-- Start Given information --
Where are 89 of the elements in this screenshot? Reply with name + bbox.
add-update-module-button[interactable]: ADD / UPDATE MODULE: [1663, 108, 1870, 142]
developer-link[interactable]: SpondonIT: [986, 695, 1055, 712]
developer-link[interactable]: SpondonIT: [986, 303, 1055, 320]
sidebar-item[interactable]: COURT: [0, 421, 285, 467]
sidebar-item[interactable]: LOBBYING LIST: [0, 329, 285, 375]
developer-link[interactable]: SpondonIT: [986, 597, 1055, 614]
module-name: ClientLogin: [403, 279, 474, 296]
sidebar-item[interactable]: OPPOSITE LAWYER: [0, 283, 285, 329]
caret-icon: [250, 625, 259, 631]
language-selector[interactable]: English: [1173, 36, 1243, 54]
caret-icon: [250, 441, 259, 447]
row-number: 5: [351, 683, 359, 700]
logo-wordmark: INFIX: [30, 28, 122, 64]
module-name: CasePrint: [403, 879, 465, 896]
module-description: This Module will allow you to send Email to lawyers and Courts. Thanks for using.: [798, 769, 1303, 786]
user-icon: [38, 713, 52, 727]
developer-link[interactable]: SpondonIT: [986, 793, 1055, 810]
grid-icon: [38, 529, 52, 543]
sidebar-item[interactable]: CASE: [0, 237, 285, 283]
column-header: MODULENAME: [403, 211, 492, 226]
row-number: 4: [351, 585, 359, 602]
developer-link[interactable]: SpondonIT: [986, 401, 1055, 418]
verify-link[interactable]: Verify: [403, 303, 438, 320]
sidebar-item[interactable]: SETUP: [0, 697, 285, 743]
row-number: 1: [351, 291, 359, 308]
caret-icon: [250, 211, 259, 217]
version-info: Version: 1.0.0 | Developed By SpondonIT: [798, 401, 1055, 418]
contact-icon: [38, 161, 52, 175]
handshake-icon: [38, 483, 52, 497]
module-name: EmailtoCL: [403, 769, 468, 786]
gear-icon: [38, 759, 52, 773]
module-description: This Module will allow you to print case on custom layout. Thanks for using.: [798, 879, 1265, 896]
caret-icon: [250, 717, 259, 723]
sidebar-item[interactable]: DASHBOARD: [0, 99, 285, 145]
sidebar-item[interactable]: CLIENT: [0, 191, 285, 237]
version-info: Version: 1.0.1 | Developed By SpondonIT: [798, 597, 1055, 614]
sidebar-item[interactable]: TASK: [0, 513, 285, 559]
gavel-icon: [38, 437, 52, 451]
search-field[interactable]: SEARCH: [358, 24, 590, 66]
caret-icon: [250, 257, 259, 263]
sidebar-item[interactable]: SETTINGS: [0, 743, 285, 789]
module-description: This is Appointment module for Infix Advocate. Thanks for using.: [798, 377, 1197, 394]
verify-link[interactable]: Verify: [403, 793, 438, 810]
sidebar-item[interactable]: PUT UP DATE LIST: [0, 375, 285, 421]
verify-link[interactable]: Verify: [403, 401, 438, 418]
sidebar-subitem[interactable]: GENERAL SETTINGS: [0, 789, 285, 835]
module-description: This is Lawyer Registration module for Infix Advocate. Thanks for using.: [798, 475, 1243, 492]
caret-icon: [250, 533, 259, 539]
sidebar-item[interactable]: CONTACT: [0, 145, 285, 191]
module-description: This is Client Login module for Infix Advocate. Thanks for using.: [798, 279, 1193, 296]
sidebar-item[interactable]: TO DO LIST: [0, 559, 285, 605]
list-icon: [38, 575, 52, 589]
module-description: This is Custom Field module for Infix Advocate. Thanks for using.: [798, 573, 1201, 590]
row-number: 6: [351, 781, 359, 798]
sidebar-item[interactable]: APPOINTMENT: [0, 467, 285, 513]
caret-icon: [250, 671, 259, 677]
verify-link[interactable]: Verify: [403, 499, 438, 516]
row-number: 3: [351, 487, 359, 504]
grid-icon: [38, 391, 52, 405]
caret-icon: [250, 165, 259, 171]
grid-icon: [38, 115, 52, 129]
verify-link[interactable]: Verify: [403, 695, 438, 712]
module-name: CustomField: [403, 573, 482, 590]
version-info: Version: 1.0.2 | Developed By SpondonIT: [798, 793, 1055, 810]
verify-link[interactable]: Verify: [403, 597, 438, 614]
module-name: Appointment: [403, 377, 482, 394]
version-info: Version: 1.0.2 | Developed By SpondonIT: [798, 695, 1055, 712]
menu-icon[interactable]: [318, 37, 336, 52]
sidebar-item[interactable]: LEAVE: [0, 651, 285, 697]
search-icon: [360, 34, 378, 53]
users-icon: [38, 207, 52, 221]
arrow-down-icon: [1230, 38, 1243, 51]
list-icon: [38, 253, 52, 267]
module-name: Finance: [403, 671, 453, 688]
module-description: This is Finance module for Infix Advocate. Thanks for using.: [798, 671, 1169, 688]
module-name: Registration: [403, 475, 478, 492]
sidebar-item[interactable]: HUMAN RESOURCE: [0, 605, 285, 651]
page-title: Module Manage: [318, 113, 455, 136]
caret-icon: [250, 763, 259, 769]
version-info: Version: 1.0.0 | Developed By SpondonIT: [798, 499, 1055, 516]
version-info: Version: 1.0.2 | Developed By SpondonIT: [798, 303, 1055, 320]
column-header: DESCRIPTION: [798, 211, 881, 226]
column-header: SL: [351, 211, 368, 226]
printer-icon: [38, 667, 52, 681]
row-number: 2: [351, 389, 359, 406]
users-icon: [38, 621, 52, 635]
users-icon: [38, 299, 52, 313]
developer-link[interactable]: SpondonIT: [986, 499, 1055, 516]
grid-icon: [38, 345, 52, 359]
-- End Given information --
-- Start Given information --
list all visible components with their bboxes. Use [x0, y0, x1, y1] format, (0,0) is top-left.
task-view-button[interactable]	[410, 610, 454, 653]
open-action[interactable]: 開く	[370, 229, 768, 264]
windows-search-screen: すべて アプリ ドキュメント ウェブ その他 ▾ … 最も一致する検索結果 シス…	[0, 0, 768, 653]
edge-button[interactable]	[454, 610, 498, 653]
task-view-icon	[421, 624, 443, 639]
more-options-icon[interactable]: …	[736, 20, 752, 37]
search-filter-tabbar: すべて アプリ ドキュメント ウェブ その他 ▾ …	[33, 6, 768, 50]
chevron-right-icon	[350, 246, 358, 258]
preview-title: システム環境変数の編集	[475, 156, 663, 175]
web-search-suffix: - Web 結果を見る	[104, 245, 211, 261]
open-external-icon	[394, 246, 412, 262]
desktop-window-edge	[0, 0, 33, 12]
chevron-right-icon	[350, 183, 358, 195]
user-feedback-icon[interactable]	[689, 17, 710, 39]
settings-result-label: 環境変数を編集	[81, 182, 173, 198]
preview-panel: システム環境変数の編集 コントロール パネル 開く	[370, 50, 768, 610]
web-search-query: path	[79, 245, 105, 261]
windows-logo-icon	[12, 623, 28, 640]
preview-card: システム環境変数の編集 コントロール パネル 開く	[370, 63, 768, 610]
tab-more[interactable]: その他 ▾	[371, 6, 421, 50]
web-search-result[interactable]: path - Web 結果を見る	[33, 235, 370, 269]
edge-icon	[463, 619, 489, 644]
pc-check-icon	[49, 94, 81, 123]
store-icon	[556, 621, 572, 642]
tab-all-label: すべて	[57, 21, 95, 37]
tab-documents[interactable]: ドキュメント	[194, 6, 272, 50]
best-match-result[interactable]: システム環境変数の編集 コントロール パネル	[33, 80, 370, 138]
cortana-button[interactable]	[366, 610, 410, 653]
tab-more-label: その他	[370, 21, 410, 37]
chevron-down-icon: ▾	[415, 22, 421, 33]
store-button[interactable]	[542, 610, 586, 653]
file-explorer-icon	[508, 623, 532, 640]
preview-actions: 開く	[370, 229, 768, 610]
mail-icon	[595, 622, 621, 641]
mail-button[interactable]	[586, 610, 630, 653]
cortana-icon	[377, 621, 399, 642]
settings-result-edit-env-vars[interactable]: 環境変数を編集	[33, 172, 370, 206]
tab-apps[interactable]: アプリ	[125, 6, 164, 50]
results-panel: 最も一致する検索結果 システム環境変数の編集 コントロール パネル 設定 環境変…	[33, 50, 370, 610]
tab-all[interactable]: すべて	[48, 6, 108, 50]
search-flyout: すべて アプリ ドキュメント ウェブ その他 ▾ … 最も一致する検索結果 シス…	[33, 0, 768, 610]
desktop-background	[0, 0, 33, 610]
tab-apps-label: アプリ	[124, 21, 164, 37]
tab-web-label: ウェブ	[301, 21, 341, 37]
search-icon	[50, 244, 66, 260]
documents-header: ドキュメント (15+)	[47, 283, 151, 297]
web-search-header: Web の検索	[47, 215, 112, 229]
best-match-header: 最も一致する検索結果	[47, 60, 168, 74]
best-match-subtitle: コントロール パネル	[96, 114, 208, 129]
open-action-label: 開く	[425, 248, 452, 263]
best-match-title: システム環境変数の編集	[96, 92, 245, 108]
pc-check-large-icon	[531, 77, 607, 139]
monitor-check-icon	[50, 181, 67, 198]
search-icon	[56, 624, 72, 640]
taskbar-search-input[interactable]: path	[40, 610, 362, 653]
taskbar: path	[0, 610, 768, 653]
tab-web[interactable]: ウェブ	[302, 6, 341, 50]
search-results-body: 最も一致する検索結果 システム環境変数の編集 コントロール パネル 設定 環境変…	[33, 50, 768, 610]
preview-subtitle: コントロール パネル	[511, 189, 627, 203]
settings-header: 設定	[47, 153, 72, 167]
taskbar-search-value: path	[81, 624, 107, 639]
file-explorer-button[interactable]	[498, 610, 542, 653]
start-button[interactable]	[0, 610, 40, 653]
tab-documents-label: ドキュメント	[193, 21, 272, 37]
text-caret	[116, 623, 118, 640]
-- End Given information --
What is being asked » Rewrite the data from the line with "Where are 89" to the line with "sidebar-item[interactable]: OPPOSITE LAWYER: [0, 283, 285, 329]", swapping "SpondonIT" for "SpondonTech" and leaving everything else unchanged.

Result of the task »
Where are 89 of the elements in this screenshot? Reply with name + bbox.
add-update-module-button[interactable]: ADD / UPDATE MODULE: [1663, 108, 1870, 142]
developer-link[interactable]: SpondonTech: [986, 695, 1055, 712]
developer-link[interactable]: SpondonTech: [986, 303, 1055, 320]
sidebar-item[interactable]: COURT: [0, 421, 285, 467]
sidebar-item[interactable]: LOBBYING LIST: [0, 329, 285, 375]
developer-link[interactable]: SpondonTech: [986, 597, 1055, 614]
module-name: ClientLogin: [403, 279, 474, 296]
sidebar-item[interactable]: OPPOSITE LAWYER: [0, 283, 285, 329]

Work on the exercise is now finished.